(AIM): Each line of the material below that holds the word "Score" needs to be copied.

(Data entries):

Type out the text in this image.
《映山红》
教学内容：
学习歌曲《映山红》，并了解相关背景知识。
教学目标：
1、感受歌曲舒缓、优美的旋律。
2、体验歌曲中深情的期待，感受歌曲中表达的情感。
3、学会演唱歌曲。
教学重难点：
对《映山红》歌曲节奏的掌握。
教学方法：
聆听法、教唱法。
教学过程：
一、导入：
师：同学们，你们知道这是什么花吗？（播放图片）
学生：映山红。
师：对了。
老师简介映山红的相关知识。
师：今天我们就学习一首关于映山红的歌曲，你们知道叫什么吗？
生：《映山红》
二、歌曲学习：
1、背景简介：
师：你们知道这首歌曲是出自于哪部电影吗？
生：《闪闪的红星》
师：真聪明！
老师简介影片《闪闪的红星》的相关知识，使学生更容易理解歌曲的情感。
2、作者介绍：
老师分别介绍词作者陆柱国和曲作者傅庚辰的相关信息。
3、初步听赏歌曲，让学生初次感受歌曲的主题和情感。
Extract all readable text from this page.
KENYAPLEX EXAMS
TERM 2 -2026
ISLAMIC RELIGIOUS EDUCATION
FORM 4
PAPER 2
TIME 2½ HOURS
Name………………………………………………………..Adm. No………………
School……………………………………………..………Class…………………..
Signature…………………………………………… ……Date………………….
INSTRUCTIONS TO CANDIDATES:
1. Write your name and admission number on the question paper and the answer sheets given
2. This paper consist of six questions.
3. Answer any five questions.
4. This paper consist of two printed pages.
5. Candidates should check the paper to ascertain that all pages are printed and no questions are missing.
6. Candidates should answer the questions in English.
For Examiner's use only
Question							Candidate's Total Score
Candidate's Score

(WRITTEN SOLUTION):
Question							Candidate's Total Score
Candidate's Score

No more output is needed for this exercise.